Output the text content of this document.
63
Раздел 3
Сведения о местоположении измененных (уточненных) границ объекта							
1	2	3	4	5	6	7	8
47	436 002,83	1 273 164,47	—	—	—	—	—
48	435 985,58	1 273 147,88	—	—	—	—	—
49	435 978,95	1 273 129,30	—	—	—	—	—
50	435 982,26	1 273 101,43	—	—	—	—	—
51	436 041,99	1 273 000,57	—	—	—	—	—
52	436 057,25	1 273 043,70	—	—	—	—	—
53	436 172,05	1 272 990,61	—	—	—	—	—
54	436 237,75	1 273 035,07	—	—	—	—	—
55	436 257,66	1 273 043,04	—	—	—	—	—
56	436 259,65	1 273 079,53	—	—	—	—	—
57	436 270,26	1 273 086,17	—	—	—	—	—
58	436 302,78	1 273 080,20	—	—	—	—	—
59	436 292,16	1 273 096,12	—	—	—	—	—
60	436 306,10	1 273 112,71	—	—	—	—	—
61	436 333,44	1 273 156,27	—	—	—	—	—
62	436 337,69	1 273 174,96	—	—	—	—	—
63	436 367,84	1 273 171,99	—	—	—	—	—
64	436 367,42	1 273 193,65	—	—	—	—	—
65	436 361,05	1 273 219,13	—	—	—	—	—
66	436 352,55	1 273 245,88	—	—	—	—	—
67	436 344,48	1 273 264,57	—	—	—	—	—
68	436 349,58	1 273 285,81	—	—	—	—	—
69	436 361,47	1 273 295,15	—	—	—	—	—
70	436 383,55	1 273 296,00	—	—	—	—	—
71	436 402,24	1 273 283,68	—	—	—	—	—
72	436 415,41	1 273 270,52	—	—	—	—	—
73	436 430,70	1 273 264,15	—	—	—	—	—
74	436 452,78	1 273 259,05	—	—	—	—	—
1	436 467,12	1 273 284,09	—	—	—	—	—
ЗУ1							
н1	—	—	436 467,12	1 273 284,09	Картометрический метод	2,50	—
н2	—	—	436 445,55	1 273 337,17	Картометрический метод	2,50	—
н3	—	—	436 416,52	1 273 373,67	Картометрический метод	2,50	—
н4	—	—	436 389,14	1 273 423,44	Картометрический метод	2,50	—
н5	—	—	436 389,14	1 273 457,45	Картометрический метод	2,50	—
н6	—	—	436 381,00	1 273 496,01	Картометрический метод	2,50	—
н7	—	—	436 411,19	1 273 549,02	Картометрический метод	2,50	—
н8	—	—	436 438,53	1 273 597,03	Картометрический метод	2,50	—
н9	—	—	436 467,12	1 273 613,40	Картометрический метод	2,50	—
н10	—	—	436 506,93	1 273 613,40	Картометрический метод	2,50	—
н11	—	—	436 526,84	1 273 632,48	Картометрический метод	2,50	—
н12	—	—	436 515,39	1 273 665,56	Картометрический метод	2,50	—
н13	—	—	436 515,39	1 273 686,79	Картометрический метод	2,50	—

■ ■ ■ ■ ■

Problem to solve:
The listing above should be transcribed in full, exactly as written.

Solution to this task:
Output the text content of this document.
63
Раздел 3
Сведения о местоположении измененных (уточненных) границ объекта							
1	2	3	4	5	6	7	8
47	436 002,83	1 273 164,47	—	—	—	—	—
48	435 985,58	1 273 147,88	—	—	—	—	—
49	435 978,95	1 273 129,30	—	—	—	—	—
50	435 982,26	1 273 101,43	—	—	—	—	—
51	436 041,99	1 273 000,57	—	—	—	—	—
52	436 057,25	1 273 043,70	—	—	—	—	—
53	436 172,05	1 272 990,61	—	—	—	—	—
54	436 237,75	1 273 035,07	—	—	—	—	—
55	436 257,66	1 273 043,04	—	—	—	—	—
56	436 259,65	1 273 079,53	—	—	—	—	—
57	436 270,26	1 273 086,17	—	—	—	—	—
58	436 302,78	1 273 080,20	—	—	—	—	—
59	436 292,16	1 273 096,12	—	—	—	—	—
60	436 306,10	1 273 112,71	—	—	—	—	—
61	436 333,44	1 273 156,27	—	—	—	—	—
62	436 337,69	1 273 174,96	—	—	—	—	—
63	436 367,84	1 273 171,99	—	—	—	—	—
64	436 367,42	1 273 193,65	—	—	—	—	—
65	436 361,05	1 273 219,13	—	—	—	—	—
66	436 352,55	1 273 245,88	—	—	—	—	—
67	436 344,48	1 273 264,57	—	—	—	—	—
68	436 349,58	1 273 285,81	—	—	—	—	—
69	436 361,47	1 273 295,15	—	—	—	—	—
70	436 383,55	1 273 296,00	—	—	—	—	—
71	436 402,24	1 273 283,68	—	—	—	—	—
72	436 415,41	1 273 270,52	—	—	—	—	—
73	436 430,70	1 273 264,15	—	—	—	—	—
74	436 452,78	1 273 259,05	—	—	—	—	—
1	436 467,12	1 273 284,09	—	—	—	—	—
ЗУ1							
н1	—	—	436 467,12	1 273 284,09	Картометрический метод	2,50	—
н2	—	—	436 445,55	1 273 337,17	Картометрический метод	2,50	—
н3	—	—	436 416,52	1 273 373,67	Картометрический метод	2,50	—
н4	—	—	436 389,14	1 273 423,44	Картометрический метод	2,50	—
н5	—	—	436 389,14	1 273 457,45	Картометрический метод	2,50	—
н6	—	—	436 381,00	1 273 496,01	Картометрический метод	2,50	—
н7	—	—	436 411,19	1 273 549,02	Картометрический метод	2,50	—
н8	—	—	436 438,53	1 273 597,03	Картометрический метод	2,50	—
н9	—	—	436 467,12	1 273 613,40	Картометрический метод	2,50	—
н10	—	—	436 506,93	1 273 613,40	Картометрический метод	2,50	—
н11	—	—	436 526,84	1 273 632,48	Картометрический метод	2,50	—
н12	—	—	436 515,39	1 273 665,56	Картометрический метод	2,50	—
н13	—	—	436 515,39	1 273 686,79	Картометрический метод	2,50	—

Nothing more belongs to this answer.